> GOAL
Check each line of the material below for "фондами", then copy the ones that contain it.

> MATERIAL SUPPLIED

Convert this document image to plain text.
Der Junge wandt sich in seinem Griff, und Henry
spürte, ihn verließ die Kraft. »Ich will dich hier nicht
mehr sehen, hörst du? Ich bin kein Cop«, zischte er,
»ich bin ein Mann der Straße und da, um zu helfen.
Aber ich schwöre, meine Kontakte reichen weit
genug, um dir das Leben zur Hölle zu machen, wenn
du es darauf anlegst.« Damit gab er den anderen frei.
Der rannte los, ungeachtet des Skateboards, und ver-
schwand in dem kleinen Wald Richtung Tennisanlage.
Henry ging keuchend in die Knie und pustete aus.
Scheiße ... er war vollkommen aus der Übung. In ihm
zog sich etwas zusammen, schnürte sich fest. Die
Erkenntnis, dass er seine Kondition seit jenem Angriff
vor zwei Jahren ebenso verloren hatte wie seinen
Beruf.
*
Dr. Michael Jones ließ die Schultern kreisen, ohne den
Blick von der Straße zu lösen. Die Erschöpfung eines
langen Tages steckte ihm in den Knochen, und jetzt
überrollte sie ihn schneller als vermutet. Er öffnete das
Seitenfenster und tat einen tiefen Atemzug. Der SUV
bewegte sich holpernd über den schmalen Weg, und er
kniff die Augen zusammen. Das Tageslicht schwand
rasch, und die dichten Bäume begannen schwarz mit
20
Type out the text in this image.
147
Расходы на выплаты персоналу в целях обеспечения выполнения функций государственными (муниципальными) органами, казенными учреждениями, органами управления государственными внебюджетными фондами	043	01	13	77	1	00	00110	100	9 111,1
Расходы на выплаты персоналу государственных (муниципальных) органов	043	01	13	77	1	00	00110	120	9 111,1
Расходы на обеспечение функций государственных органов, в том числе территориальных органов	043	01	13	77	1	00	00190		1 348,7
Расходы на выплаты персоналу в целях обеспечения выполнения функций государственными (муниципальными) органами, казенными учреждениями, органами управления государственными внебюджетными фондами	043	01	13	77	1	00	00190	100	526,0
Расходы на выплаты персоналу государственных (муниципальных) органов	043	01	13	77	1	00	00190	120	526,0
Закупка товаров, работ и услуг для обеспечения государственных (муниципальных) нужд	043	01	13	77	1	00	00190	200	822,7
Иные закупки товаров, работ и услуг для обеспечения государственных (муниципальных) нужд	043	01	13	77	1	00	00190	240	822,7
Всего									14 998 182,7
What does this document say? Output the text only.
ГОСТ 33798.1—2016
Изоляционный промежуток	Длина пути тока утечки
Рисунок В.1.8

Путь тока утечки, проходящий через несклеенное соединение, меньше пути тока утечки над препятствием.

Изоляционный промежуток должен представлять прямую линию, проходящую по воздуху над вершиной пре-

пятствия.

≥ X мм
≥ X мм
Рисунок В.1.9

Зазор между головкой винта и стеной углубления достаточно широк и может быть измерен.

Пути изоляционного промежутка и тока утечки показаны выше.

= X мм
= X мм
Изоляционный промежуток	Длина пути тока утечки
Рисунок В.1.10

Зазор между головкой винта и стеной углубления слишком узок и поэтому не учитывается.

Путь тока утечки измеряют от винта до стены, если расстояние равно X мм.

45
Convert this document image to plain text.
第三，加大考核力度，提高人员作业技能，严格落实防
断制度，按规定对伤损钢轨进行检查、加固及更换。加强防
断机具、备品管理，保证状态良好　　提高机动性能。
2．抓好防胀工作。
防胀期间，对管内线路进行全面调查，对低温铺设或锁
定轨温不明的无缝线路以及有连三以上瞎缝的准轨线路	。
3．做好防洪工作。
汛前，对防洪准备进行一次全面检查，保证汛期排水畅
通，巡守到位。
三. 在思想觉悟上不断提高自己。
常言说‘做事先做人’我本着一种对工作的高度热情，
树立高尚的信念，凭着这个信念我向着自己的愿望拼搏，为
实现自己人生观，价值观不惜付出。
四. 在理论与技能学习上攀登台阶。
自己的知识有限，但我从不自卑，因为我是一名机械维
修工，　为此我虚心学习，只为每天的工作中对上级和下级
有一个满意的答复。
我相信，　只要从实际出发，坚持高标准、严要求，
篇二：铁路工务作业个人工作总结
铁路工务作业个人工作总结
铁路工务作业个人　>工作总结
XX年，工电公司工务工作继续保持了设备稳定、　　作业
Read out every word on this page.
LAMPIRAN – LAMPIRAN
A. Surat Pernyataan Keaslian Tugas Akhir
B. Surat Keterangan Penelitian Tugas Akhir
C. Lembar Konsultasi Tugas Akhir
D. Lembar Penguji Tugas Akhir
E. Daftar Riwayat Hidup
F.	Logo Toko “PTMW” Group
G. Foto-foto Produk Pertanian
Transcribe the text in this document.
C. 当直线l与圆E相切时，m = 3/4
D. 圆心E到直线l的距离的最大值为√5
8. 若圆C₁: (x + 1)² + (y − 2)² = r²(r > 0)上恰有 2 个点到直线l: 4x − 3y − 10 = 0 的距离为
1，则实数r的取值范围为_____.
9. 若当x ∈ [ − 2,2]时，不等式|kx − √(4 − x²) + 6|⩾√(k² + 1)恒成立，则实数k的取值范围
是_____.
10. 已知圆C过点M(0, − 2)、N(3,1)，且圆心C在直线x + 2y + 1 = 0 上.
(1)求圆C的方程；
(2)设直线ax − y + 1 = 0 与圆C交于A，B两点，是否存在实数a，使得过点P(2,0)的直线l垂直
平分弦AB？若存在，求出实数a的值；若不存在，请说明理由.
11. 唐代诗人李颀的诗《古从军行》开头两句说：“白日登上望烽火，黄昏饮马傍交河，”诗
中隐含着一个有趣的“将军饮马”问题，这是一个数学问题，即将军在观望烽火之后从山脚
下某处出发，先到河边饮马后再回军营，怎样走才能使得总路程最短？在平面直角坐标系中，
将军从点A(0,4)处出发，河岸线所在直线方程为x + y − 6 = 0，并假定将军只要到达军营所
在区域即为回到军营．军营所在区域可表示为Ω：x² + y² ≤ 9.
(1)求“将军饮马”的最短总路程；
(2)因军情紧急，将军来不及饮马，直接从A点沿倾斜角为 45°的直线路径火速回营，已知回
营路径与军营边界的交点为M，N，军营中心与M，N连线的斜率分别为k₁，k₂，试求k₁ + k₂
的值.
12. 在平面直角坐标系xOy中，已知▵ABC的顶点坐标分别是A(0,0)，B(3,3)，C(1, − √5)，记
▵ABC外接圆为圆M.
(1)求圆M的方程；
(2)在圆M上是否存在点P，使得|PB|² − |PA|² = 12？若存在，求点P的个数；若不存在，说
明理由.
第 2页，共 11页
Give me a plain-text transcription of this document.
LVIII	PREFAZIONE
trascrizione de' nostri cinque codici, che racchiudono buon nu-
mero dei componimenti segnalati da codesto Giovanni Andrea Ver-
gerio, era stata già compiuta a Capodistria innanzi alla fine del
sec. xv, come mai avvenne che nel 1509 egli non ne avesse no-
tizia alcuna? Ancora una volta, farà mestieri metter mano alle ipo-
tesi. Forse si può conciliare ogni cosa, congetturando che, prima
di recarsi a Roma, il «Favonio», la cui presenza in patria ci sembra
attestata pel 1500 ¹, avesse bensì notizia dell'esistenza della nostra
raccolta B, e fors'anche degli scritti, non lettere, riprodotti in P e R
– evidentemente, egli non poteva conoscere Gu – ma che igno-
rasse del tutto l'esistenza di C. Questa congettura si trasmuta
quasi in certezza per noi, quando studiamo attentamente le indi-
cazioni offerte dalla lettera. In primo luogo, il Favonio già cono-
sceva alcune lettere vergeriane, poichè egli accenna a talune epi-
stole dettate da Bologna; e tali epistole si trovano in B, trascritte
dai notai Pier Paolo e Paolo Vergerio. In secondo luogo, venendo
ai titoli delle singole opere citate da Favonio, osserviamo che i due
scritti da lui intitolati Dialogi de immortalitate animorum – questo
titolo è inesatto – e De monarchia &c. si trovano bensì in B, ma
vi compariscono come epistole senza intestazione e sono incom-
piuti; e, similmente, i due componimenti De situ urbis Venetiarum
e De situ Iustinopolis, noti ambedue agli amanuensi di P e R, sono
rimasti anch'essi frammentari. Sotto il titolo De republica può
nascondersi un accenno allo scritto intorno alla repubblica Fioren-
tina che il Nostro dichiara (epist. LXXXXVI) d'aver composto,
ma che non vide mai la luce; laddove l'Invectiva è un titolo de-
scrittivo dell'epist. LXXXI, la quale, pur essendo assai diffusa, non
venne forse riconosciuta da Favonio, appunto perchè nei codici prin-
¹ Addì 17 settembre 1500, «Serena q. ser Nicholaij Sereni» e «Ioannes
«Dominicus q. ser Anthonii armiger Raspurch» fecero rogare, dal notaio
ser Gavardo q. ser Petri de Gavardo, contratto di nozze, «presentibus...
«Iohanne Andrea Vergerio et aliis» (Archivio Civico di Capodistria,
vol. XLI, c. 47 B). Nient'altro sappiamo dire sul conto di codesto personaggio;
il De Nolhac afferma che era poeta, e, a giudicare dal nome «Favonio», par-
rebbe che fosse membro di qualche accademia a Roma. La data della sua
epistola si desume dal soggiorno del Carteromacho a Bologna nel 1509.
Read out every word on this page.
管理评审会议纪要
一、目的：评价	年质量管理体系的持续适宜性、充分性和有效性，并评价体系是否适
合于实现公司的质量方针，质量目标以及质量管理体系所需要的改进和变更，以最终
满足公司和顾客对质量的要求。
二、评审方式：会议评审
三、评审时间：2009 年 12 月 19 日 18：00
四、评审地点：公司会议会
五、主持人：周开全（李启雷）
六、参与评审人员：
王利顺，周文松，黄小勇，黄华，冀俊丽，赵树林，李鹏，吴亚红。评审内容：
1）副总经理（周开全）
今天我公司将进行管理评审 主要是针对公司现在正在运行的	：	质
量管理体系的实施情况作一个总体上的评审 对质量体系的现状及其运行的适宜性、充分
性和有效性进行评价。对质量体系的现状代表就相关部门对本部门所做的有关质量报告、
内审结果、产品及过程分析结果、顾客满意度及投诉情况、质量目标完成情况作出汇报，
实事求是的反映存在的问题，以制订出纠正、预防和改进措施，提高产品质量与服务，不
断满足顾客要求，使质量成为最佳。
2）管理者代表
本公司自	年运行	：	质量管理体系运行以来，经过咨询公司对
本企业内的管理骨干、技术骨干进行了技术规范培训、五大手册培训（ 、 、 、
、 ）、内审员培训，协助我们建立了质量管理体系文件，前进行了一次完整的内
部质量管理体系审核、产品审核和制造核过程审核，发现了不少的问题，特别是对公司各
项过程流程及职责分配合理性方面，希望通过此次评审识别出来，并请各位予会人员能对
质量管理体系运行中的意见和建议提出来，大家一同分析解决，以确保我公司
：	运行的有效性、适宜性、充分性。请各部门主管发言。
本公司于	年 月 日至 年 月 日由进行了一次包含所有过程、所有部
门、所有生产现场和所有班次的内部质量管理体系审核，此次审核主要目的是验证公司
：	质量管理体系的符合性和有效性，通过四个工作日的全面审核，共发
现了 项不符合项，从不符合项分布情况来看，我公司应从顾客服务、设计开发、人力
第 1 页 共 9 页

> COMPLETE OUTPUT
Расходы на выплаты персоналу в целях обеспечения выполнения функций государственными (муниципальными) органами, казенными учреждениями, органами управления государственными внебюджетными фондами	043	01	13	77	1	00	00110	100	9 111,1
Расходы на выплаты персоналу в целях обеспечения выполнения функций государственными (муниципальными) органами, казенными учреждениями, органами управления государственными внебюджетными фондами	043	01	13	77	1	00	00190	100	526,0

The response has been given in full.